[Layout rows]

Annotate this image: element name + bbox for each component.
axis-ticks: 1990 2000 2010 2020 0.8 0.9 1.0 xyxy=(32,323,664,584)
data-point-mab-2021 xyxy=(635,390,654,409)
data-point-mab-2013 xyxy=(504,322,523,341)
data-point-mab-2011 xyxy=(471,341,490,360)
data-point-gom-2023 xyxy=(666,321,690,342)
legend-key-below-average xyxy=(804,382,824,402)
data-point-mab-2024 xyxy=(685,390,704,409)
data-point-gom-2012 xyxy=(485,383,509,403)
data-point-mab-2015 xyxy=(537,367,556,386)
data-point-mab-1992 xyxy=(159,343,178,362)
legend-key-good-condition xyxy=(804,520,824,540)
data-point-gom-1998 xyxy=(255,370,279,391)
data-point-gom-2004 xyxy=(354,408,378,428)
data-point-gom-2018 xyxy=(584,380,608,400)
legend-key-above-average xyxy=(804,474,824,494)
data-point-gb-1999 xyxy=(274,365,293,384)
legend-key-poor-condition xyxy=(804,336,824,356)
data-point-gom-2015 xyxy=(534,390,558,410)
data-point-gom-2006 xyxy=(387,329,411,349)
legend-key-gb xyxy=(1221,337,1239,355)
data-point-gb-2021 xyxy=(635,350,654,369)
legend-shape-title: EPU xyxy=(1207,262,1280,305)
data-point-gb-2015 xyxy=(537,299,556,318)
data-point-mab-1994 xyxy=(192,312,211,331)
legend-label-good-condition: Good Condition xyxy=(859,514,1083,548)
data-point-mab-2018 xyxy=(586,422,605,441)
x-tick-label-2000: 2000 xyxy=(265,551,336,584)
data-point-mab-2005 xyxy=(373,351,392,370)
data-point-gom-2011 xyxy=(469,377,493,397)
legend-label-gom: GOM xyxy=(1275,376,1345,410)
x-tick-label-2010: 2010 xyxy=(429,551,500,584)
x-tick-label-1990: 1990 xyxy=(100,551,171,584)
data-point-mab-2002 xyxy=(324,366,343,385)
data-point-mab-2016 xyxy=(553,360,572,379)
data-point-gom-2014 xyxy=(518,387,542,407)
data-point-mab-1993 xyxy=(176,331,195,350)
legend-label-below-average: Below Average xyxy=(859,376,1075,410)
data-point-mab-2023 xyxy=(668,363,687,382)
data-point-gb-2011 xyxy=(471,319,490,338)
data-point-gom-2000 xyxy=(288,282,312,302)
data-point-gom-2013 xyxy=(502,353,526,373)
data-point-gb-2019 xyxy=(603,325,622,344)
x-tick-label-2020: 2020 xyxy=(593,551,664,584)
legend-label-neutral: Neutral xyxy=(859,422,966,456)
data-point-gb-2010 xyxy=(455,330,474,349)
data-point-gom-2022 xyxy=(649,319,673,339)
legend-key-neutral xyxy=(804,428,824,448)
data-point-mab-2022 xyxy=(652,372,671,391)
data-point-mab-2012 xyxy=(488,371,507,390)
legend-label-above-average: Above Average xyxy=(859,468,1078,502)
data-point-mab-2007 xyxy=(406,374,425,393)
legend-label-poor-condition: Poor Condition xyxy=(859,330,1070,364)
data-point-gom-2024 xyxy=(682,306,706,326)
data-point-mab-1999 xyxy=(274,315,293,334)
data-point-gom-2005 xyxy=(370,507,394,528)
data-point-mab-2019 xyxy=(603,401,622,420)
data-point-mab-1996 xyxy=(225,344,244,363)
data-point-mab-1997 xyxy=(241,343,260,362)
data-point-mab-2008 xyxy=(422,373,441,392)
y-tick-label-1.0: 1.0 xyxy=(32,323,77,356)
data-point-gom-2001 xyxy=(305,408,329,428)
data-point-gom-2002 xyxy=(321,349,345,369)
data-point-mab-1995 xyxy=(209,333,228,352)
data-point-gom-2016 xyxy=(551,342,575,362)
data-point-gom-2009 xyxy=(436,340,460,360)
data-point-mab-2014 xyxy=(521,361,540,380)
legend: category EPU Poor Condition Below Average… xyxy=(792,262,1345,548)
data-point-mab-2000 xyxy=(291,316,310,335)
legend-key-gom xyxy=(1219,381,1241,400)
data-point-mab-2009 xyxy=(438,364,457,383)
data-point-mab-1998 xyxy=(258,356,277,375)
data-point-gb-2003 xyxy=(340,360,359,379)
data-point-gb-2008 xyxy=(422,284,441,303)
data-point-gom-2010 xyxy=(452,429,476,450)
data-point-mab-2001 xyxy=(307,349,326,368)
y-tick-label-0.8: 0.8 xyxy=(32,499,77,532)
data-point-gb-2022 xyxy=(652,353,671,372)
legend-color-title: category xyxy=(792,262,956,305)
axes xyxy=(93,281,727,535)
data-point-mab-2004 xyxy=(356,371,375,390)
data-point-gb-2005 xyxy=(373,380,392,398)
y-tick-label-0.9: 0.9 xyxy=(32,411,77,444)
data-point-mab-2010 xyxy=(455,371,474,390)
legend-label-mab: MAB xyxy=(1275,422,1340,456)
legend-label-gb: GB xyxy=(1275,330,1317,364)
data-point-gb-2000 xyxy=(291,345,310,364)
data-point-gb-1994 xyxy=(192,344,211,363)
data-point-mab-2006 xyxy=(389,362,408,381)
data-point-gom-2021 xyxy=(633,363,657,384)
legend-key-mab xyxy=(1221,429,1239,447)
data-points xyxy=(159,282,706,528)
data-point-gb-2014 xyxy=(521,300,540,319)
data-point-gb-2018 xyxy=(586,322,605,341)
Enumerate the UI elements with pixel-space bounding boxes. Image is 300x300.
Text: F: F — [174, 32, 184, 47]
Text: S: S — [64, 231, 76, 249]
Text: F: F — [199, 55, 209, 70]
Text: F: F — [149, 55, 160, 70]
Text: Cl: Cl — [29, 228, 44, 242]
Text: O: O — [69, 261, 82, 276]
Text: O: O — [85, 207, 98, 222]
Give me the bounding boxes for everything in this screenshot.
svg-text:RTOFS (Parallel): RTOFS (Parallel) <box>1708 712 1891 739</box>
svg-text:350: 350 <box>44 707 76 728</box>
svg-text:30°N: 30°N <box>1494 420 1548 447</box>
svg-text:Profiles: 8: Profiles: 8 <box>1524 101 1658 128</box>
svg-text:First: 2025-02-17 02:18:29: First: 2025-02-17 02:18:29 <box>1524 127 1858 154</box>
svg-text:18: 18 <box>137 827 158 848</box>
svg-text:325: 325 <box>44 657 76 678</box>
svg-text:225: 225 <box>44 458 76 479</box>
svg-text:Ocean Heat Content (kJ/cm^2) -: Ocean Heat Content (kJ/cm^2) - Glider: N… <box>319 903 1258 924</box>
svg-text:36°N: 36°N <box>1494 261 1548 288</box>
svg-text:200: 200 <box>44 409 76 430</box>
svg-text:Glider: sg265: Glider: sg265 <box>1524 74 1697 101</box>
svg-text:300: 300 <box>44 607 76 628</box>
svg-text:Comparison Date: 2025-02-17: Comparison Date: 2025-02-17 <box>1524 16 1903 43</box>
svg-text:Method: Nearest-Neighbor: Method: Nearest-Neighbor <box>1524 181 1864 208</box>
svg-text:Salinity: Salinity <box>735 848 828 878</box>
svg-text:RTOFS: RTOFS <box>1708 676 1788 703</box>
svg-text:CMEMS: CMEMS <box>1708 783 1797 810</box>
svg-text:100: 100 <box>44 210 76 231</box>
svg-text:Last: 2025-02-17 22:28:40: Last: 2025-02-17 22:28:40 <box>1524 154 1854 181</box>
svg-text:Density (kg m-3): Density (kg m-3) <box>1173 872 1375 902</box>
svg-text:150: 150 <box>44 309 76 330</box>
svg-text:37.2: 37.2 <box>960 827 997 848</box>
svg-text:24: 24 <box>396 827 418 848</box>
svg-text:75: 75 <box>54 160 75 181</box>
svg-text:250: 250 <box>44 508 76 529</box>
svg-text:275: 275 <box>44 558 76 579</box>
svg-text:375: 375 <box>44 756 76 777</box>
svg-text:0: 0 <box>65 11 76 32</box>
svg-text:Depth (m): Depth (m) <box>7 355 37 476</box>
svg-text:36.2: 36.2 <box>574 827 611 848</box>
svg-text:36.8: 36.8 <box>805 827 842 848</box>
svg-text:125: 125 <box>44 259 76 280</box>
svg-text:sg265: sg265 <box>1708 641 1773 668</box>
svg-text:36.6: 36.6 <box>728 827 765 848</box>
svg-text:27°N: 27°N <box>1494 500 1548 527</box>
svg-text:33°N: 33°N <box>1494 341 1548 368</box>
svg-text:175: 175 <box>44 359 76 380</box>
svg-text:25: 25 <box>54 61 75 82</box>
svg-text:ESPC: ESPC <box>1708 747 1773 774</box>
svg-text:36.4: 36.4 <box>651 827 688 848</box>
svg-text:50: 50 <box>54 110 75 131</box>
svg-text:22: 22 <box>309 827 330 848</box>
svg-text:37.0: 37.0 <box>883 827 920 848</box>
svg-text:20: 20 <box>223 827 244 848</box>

● **Given task**:
Rewrite the rows from the first one through the row that contains "legend-key-neutral xyxy=(804,428,824,448)", replacing "xyxy" with "box" and keeping everything else the same.

● **Written answer**:
Annotate this image: element name + bbox for each component.
axis-ticks: 1990 2000 2010 2020 0.8 0.9 1.0 box=(32,323,664,584)
data-point-mab-2021 box=(635,390,654,409)
data-point-mab-2013 box=(504,322,523,341)
data-point-mab-2011 box=(471,341,490,360)
data-point-gom-2023 box=(666,321,690,342)
legend-key-below-average box=(804,382,824,402)
data-point-mab-2024 box=(685,390,704,409)
data-point-gom-2012 box=(485,383,509,403)
data-point-mab-2015 box=(537,367,556,386)
data-point-mab-1992 box=(159,343,178,362)
legend-key-good-condition box=(804,520,824,540)
data-point-gom-1998 box=(255,370,279,391)
data-point-gom-2004 box=(354,408,378,428)
data-point-gom-2018 box=(584,380,608,400)
legend-key-above-average box=(804,474,824,494)
data-point-gb-1999 box=(274,365,293,384)
legend-key-poor-condition box=(804,336,824,356)
data-point-gom-2015 box=(534,390,558,410)
data-point-gom-2006 box=(387,329,411,349)
legend-key-gb box=(1221,337,1239,355)
data-point-gb-2021 box=(635,350,654,369)
legend-shape-title: EPU box=(1207,262,1280,305)
data-point-gb-2015 box=(537,299,556,318)
data-point-mab-1994 box=(192,312,211,331)
legend-label-good-condition: Good Condition box=(859,514,1083,548)
data-point-mab-2018 box=(586,422,605,441)
x-tick-label-2000: 2000 box=(265,551,336,584)
data-point-mab-2005 box=(373,351,392,370)
data-point-gom-2011 box=(469,377,493,397)
legend-label-gom: GOM box=(1275,376,1345,410)
x-tick-label-2010: 2010 box=(429,551,500,584)
x-tick-label-1990: 1990 box=(100,551,171,584)
data-point-mab-2002 box=(324,366,343,385)
data-point-mab-2016 box=(553,360,572,379)
data-point-gom-2014 box=(518,387,542,407)
data-point-mab-1993 box=(176,331,195,350)
legend-label-below-average: Below Average box=(859,376,1075,410)
data-point-mab-2023 box=(668,363,687,382)
data-point-gb-2011 box=(471,319,490,338)
data-point-gom-2000 box=(288,282,312,302)
data-point-gom-2013 box=(502,353,526,373)
data-point-gb-2019 box=(603,325,622,344)
x-tick-label-2020: 2020 box=(593,551,664,584)
legend-label-neutral: Neutral box=(859,422,966,456)
data-point-gb-2010 box=(455,330,474,349)
data-point-gom-2022 box=(649,319,673,339)
legend-key-neutral box=(804,428,824,448)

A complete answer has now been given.